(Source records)
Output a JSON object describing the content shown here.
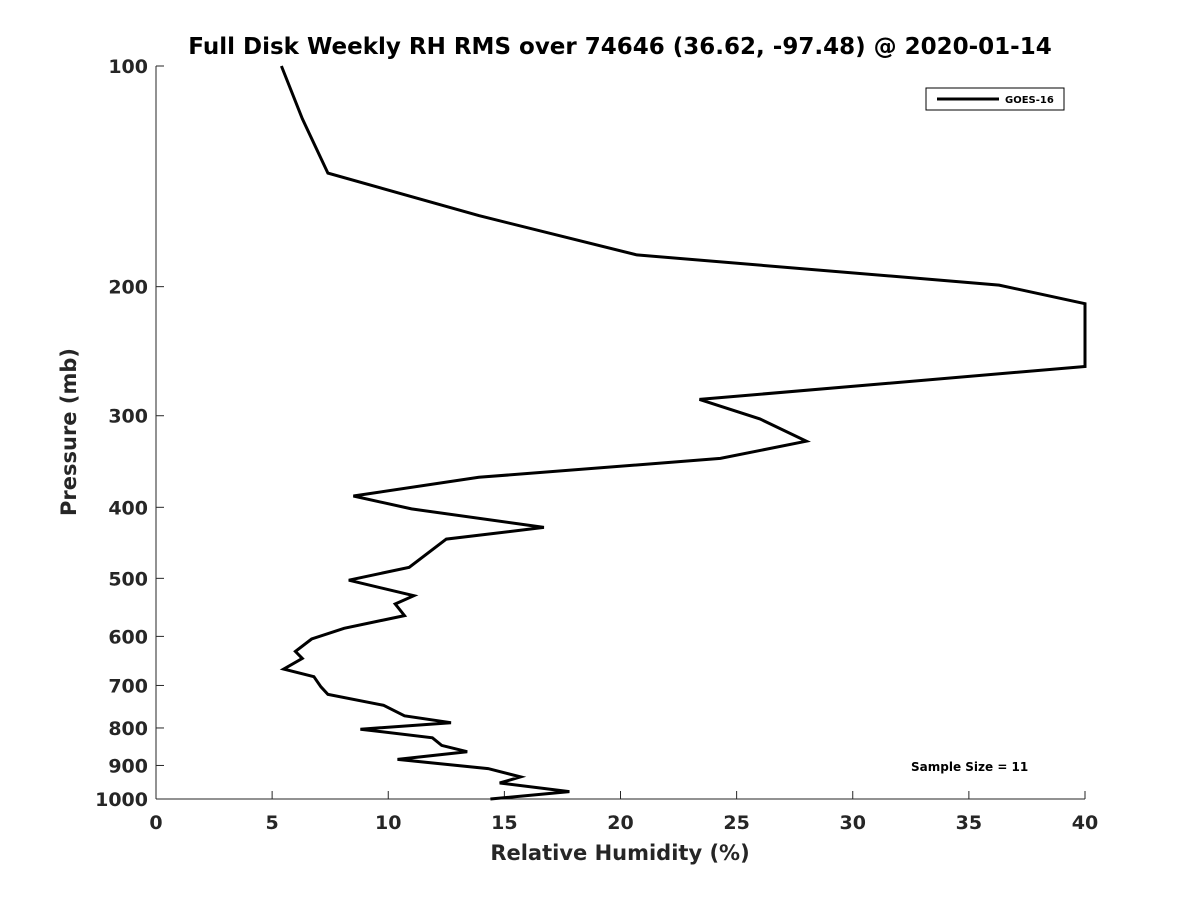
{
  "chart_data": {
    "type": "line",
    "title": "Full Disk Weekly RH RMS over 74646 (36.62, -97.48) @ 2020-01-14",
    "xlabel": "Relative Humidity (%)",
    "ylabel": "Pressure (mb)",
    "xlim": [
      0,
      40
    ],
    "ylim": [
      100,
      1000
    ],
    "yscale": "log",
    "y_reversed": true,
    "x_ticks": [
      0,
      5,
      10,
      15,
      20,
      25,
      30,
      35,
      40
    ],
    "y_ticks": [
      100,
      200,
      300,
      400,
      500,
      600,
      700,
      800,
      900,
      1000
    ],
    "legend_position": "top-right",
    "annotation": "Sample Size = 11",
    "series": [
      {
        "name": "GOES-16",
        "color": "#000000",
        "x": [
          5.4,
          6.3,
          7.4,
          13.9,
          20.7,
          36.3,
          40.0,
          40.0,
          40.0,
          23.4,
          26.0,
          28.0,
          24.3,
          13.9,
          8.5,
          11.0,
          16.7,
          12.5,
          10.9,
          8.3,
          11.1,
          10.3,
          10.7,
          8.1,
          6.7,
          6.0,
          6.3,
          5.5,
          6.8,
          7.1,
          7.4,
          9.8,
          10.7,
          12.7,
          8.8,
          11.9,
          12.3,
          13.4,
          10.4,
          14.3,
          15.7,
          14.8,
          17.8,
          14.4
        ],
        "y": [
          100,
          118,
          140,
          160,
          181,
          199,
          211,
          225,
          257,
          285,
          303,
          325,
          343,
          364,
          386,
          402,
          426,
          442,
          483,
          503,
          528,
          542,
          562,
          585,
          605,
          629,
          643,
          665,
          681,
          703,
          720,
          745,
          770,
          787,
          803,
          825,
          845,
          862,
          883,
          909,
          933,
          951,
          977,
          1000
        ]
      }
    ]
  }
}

...

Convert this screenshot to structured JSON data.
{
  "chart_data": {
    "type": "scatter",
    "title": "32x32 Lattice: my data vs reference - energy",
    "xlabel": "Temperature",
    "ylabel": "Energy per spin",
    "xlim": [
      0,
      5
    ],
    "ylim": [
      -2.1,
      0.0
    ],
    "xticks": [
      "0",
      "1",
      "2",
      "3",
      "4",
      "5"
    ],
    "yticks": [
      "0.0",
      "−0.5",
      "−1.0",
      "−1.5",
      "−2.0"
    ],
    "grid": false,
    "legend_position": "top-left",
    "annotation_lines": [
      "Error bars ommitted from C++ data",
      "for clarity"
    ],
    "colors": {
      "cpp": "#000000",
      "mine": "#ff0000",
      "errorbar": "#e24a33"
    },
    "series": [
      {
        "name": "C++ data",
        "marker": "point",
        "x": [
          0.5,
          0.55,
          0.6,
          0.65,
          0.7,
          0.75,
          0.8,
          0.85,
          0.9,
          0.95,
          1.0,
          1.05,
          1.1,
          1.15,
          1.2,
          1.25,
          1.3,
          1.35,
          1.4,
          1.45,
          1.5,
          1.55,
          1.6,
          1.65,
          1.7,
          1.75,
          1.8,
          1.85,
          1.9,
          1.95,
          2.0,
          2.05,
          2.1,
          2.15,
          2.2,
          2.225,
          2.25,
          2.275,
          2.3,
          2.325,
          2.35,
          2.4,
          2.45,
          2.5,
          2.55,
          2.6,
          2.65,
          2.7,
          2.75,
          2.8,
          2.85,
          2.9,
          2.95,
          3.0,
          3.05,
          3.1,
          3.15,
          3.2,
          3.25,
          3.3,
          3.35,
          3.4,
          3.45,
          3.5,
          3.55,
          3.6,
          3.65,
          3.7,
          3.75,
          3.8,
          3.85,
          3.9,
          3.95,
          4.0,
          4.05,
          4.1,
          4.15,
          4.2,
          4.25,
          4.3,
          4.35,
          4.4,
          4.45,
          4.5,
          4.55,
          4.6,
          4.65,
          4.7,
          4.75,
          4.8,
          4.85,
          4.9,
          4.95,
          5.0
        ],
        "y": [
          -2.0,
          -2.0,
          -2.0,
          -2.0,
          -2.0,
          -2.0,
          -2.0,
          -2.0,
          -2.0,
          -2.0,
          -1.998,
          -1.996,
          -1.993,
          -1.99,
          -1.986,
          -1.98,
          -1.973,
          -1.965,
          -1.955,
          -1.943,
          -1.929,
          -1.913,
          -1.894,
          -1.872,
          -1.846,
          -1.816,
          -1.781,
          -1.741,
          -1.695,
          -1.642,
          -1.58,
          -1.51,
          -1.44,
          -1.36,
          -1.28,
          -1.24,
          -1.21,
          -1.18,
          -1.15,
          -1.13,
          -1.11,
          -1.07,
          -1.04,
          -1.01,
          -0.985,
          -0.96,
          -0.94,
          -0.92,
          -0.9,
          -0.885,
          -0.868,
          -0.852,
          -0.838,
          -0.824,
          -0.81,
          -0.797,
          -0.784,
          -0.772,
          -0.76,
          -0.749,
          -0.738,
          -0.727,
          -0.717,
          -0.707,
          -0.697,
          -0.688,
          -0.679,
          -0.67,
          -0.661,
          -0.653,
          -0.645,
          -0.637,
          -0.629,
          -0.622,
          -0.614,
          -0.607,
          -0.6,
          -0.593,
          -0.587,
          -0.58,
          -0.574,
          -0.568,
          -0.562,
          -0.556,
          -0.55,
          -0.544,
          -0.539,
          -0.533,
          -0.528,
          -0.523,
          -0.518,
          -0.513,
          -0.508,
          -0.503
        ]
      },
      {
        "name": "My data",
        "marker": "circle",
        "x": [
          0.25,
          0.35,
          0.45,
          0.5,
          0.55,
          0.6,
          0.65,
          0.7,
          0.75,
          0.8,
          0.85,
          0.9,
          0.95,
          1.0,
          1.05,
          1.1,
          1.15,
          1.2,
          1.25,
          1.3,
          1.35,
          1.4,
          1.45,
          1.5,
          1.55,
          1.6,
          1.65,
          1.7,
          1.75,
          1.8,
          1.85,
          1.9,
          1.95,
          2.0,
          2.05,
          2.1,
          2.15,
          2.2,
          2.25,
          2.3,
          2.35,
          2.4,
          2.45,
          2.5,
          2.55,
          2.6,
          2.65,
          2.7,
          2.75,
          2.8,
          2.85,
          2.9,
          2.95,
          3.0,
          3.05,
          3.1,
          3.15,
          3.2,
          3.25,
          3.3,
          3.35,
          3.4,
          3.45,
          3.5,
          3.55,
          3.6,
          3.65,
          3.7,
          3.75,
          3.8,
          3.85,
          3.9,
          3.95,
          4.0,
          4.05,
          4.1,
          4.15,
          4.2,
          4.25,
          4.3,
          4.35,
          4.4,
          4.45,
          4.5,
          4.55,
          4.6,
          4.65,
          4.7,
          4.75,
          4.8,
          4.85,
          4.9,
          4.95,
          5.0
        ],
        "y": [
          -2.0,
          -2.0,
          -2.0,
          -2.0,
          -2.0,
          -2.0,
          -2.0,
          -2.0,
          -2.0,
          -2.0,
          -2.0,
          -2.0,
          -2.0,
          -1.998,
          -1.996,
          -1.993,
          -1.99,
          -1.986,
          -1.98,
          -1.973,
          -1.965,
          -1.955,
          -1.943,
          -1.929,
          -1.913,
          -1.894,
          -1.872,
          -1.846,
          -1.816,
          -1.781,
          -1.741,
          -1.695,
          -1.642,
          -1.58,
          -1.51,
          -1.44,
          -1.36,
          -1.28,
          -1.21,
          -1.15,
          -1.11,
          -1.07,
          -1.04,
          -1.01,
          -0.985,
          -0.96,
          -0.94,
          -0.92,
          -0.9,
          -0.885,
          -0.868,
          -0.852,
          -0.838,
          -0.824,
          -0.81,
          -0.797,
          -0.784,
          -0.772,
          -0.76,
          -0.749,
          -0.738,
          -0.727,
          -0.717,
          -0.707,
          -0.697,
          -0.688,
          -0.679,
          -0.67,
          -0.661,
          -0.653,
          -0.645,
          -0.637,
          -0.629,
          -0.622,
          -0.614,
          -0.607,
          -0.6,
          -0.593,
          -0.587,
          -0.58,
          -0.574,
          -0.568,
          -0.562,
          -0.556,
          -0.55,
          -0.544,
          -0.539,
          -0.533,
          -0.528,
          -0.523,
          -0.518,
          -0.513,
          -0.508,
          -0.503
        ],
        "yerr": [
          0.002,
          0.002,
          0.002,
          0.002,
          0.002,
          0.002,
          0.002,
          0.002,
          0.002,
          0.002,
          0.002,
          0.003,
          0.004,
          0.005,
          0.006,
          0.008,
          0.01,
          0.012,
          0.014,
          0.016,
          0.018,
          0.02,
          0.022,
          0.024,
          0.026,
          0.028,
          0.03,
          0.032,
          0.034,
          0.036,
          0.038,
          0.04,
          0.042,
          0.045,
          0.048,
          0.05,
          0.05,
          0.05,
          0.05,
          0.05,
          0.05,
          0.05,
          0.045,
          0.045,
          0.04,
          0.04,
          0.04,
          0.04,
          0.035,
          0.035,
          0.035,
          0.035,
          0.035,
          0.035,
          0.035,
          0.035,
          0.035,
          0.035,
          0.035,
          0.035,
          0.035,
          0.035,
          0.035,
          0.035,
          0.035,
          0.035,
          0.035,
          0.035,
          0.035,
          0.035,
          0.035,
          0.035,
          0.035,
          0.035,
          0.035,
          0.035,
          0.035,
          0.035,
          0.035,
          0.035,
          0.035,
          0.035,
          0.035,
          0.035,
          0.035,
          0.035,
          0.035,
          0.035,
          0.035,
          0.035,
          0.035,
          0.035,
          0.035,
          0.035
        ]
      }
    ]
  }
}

--

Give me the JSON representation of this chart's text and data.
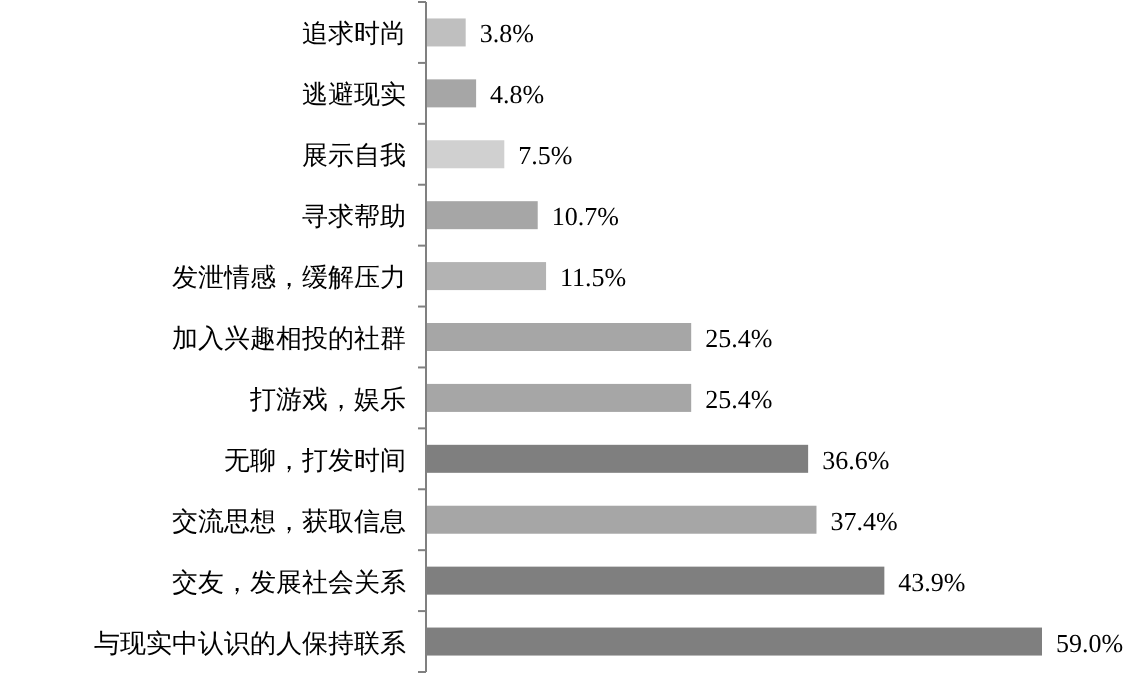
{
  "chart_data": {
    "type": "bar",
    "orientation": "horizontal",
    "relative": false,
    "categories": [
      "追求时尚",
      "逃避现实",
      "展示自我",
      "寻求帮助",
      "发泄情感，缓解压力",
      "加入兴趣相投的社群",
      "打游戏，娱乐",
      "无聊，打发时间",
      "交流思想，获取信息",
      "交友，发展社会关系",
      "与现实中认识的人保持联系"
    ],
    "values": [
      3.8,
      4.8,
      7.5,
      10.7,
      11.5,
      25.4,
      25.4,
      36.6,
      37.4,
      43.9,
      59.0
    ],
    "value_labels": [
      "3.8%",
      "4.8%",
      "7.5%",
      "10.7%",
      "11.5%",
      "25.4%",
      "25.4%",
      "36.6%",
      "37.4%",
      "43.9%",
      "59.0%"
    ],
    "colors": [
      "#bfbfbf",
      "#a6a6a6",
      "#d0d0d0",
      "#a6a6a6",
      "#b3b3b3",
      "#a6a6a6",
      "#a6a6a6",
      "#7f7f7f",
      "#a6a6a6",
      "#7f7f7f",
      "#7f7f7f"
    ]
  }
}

Task instructions: Look through the entries above; copy each line where the string "ylabel" appears.

The output:
    "ylabel": "Pressure (mb)",
    "ylabel": "Energy per spin",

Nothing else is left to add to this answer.